# LISTING
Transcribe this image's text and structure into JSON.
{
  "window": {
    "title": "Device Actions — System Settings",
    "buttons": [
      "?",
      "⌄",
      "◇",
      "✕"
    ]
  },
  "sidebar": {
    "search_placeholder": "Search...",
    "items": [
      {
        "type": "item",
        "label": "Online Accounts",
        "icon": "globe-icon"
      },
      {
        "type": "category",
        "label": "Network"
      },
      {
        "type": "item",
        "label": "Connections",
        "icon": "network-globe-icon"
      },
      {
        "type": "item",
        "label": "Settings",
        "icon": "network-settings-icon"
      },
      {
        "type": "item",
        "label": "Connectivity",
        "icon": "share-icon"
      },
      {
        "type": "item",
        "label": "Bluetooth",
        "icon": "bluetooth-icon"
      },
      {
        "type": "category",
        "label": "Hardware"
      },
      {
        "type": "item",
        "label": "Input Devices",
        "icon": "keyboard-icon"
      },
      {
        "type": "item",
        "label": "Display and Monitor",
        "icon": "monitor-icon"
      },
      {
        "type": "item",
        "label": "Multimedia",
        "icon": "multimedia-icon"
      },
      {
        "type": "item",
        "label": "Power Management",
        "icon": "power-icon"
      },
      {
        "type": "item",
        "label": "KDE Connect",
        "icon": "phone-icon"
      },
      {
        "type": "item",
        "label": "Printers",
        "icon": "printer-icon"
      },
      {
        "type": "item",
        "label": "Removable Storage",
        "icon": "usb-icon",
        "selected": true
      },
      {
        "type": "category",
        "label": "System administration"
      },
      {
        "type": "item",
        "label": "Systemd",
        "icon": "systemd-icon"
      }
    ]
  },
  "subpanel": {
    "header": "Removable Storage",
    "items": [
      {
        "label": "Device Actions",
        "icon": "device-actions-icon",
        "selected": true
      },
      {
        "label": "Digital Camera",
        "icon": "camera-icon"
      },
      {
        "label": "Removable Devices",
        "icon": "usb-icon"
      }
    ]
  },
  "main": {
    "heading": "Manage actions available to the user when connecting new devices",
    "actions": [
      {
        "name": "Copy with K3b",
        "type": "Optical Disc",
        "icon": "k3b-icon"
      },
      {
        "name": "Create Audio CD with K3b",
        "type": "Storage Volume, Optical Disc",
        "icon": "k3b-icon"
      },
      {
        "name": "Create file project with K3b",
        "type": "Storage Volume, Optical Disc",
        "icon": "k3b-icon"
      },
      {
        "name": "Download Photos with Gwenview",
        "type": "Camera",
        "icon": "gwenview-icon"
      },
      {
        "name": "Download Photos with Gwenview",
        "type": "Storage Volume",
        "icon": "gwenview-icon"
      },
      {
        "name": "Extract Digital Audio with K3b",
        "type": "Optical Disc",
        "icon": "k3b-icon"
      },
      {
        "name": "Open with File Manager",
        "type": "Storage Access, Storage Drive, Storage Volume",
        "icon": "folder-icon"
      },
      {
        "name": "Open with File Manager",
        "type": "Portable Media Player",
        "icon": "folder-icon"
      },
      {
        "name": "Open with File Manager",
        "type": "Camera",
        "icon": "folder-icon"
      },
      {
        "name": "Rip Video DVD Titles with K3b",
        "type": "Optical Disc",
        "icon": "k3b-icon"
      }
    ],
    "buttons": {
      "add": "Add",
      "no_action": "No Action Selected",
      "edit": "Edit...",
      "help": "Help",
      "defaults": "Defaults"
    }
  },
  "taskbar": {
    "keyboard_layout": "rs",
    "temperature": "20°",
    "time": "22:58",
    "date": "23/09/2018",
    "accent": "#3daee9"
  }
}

# SET EXERCISE
Recopy the entries above exactly, with every line included.

# RESULT OF THIS TASK
Transcribe this image's text and structure into JSON.
{
  "window": {
    "title": "Device Actions — System Settings",
    "buttons": [
      "?",
      "⌄",
      "◇",
      "✕"
    ]
  },
  "sidebar": {
    "search_placeholder": "Search...",
    "items": [
      {
        "type": "item",
        "label": "Online Accounts",
        "icon": "globe-icon"
      },
      {
        "type": "category",
        "label": "Network"
      },
      {
        "type": "item",
        "label": "Connections",
        "icon": "network-globe-icon"
      },
      {
        "type": "item",
        "label": "Settings",
        "icon": "network-settings-icon"
      },
      {
        "type": "item",
        "label": "Connectivity",
        "icon": "share-icon"
      },
      {
        "type": "item",
        "label": "Bluetooth",
        "icon": "bluetooth-icon"
      },
      {
        "type": "category",
        "label": "Hardware"
      },
      {
        "type": "item",
        "label": "Input Devices",
        "icon": "keyboard-icon"
      },
      {
        "type": "item",
        "label": "Display and Monitor",
        "icon": "monitor-icon"
      },
      {
        "type": "item",
        "label": "Multimedia",
        "icon": "multimedia-icon"
      },
      {
        "type": "item",
        "label": "Power Management",
        "icon": "power-icon"
      },
      {
        "type": "item",
        "label": "KDE Connect",
        "icon": "phone-icon"
      },
      {
        "type": "item",
        "label": "Printers",
        "icon": "printer-icon"
      },
      {
        "type": "item",
        "label": "Removable Storage",
        "icon": "usb-icon",
        "selected": true
      },
      {
        "type": "category",
        "label": "System administration"
      },
      {
        "type": "item",
        "label": "Systemd",
        "icon": "systemd-icon"
      }
    ]
  },
  "subpanel": {
    "header": "Removable Storage",
    "items": [
      {
        "label": "Device Actions",
        "icon": "device-actions-icon",
        "selected": true
      },
      {
        "label": "Digital Camera",
        "icon": "camera-icon"
      },
      {
        "label": "Removable Devices",
        "icon": "usb-icon"
      }
    ]
  },
  "main": {
    "heading": "Manage actions available to the user when connecting new devices",
    "actions": [
      {
        "name": "Copy with K3b",
        "type": "Optical Disc",
        "icon": "k3b-icon"
      },
      {
        "name": "Create Audio CD with K3b",
        "type": "Storage Volume, Optical Disc",
        "icon": "k3b-icon"
      },
      {
        "name": "Create file project with K3b",
        "type": "Storage Volume, Optical Disc",
        "icon": "k3b-icon"
      },
      {
        "name": "Download Photos with Gwenview",
        "type": "Camera",
        "icon": "gwenview-icon"
      },
      {
        "name": "Download Photos with Gwenview",
        "type": "Storage Volume",
        "icon": "gwenview-icon"
      },
      {
        "name": "Extract Digital Audio with K3b",
        "type": "Optical Disc",
        "icon": "k3b-icon"
      },
      {
        "name": "Open with File Manager",
        "type": "Storage Access, Storage Drive, Storage Volume",
        "icon": "folder-icon"
      },
      {
        "name": "Open with File Manager",
        "type": "Portable Media Player",
        "icon": "folder-icon"
      },
      {
        "name": "Open with File Manager",
        "type": "Camera",
        "icon": "folder-icon"
      },
      {
        "name": "Rip Video DVD Titles with K3b",
        "type": "Optical Disc",
        "icon": "k3b-icon"
      }
    ],
    "buttons": {
      "add": "Add",
      "no_action": "No Action Selected",
      "edit": "Edit...",
      "help": "Help",
      "defaults": "Defaults"
    }
  },
  "taskbar": {
    "keyboard_layout": "rs",
    "temperature": "20°",
    "time": "22:58",
    "date": "23/09/2018",
    "accent": "#3daee9"
  }
}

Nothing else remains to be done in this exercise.